## Prompt
Will you write out, word for word, every line from the one with "Give me a plain-text" to the final line of the data below, with the pictures left out?

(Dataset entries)
● ● ● ● ●

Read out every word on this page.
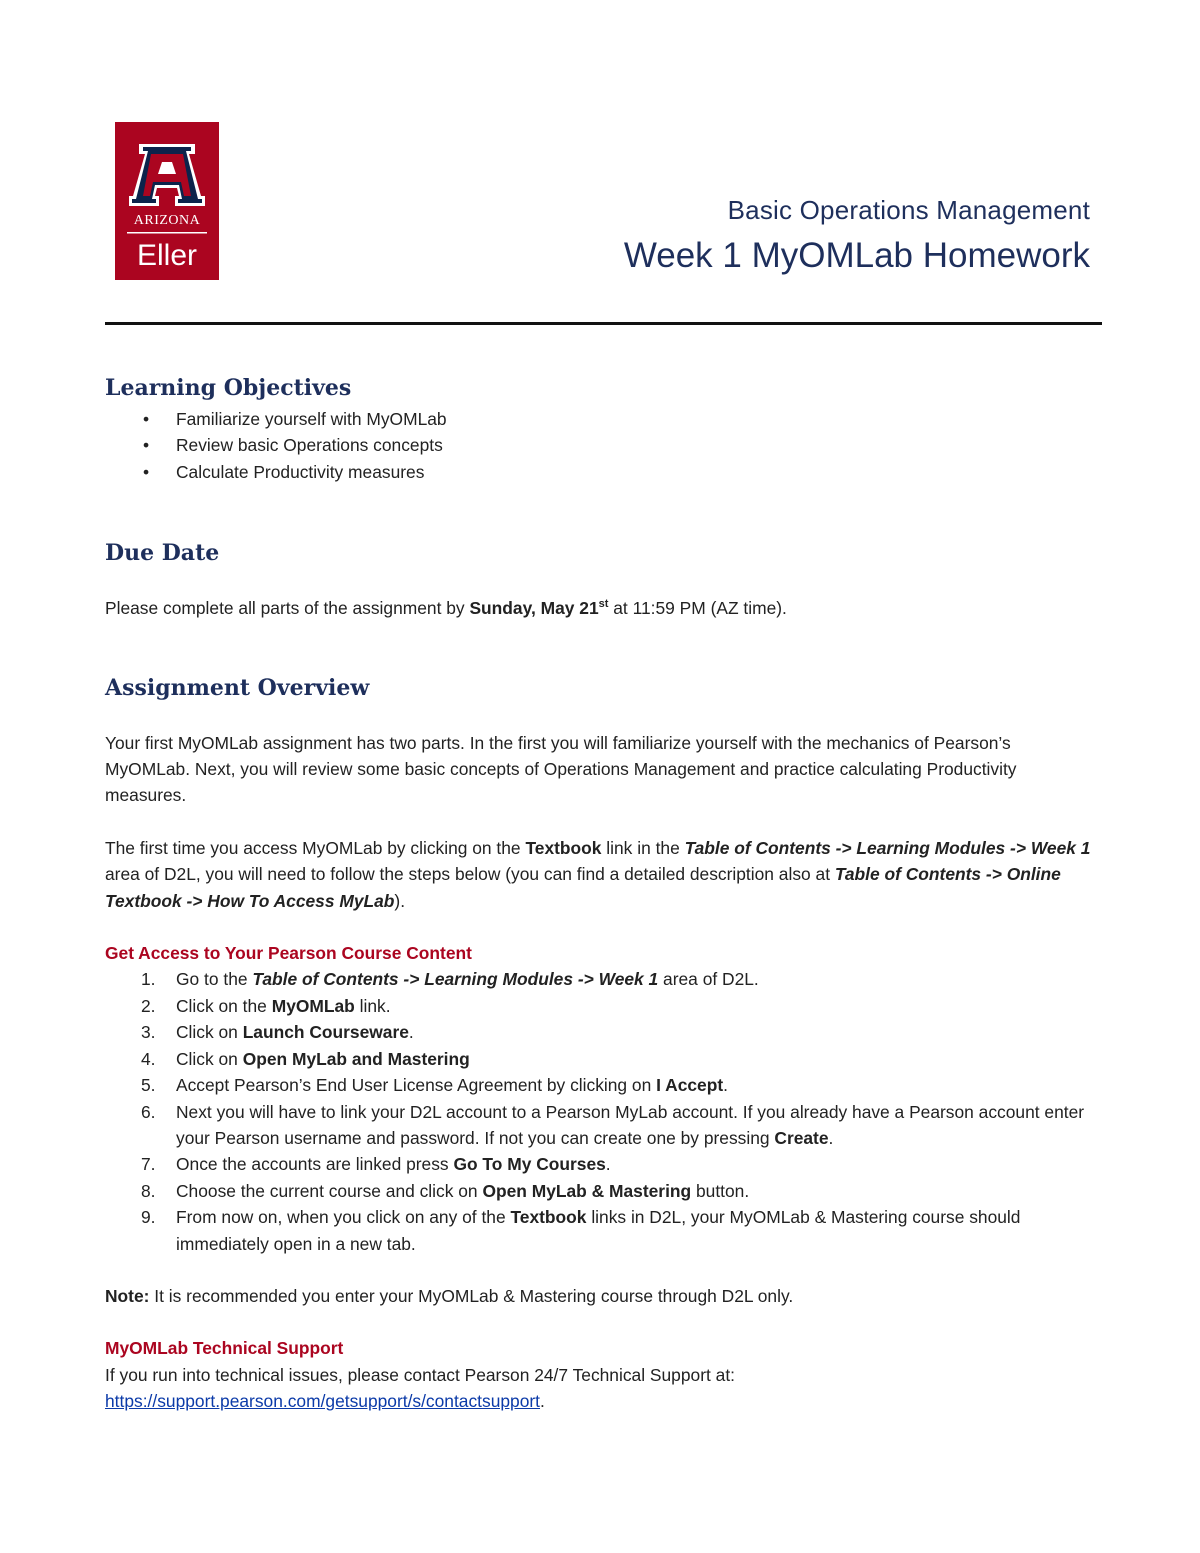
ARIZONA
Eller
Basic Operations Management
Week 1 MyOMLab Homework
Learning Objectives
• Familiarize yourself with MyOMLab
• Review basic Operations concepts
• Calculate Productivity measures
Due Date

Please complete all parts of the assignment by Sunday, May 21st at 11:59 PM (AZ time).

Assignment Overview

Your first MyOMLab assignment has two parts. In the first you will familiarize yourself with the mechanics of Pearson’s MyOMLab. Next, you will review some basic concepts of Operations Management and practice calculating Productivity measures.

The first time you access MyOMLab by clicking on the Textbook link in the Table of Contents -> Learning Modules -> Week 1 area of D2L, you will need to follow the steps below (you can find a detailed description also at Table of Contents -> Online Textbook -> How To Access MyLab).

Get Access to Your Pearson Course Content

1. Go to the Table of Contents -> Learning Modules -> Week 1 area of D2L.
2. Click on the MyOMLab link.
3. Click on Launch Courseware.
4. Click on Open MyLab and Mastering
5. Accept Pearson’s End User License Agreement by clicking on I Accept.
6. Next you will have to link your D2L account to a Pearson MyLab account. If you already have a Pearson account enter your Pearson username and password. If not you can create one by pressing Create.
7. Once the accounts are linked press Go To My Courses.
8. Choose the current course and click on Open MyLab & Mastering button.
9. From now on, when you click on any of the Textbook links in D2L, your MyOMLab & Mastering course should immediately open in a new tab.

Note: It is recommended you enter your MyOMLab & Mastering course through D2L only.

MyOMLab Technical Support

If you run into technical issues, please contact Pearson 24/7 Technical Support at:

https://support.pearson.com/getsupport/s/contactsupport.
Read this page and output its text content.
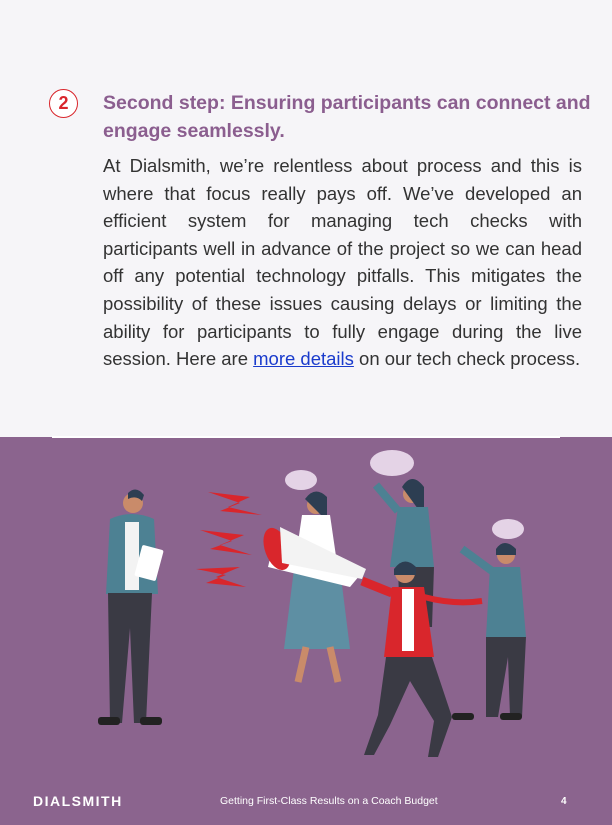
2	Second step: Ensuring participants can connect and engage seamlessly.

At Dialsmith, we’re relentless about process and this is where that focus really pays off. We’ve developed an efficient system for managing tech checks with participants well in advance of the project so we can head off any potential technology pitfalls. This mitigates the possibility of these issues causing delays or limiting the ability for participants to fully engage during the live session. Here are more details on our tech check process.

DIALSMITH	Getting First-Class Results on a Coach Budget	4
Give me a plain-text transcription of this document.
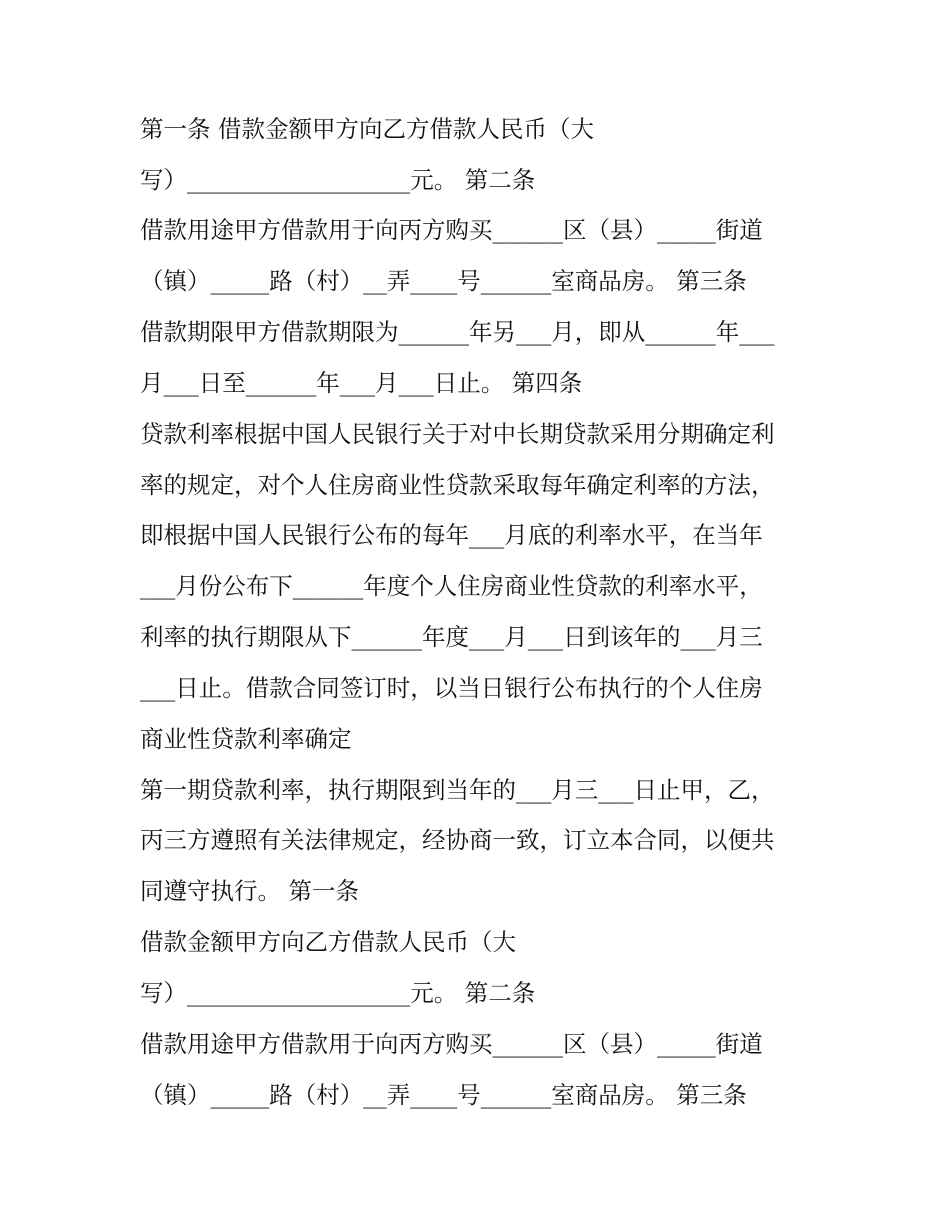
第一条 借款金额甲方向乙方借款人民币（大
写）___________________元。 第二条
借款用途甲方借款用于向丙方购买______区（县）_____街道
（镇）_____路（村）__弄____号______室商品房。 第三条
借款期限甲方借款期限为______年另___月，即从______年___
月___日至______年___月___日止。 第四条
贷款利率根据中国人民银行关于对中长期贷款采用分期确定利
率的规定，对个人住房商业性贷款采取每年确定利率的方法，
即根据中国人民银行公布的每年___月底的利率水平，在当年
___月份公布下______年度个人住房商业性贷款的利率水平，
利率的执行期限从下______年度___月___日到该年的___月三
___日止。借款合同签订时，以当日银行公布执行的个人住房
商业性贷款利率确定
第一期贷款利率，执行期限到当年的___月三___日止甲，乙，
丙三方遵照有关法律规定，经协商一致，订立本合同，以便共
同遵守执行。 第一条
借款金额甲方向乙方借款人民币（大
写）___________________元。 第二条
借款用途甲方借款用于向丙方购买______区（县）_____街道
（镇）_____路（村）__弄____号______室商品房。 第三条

● ● ● ● ●

## Output
Give me a plain-text transcription of this document.
第一条 借款金额甲方向乙方借款人民币（大
写）___________________元。 第二条
借款用途甲方借款用于向丙方购买______区（县）_____街道
（镇）_____路（村）__弄____号______室商品房。 第三条
借款期限甲方借款期限为______年另___月，即从______年___
月___日至______年___月___日止。 第四条
贷款利率根据中国人民银行关于对中长期贷款采用分期确定利
率的规定，对个人住房商业性贷款采取每年确定利率的方法，
即根据中国人民银行公布的每年___月底的利率水平，在当年
___月份公布下______年度个人住房商业性贷款的利率水平，
利率的执行期限从下______年度___月___日到该年的___月三
___日止。借款合同签订时，以当日银行公布执行的个人住房
商业性贷款利率确定
第一期贷款利率，执行期限到当年的___月三___日止甲，乙，
丙三方遵照有关法律规定，经协商一致，订立本合同，以便共
同遵守执行。 第一条
借款金额甲方向乙方借款人民币（大
写）___________________元。 第二条
借款用途甲方借款用于向丙方购买______区（县）_____街道
（镇）_____路（村）__弄____号______室商品房。 第三条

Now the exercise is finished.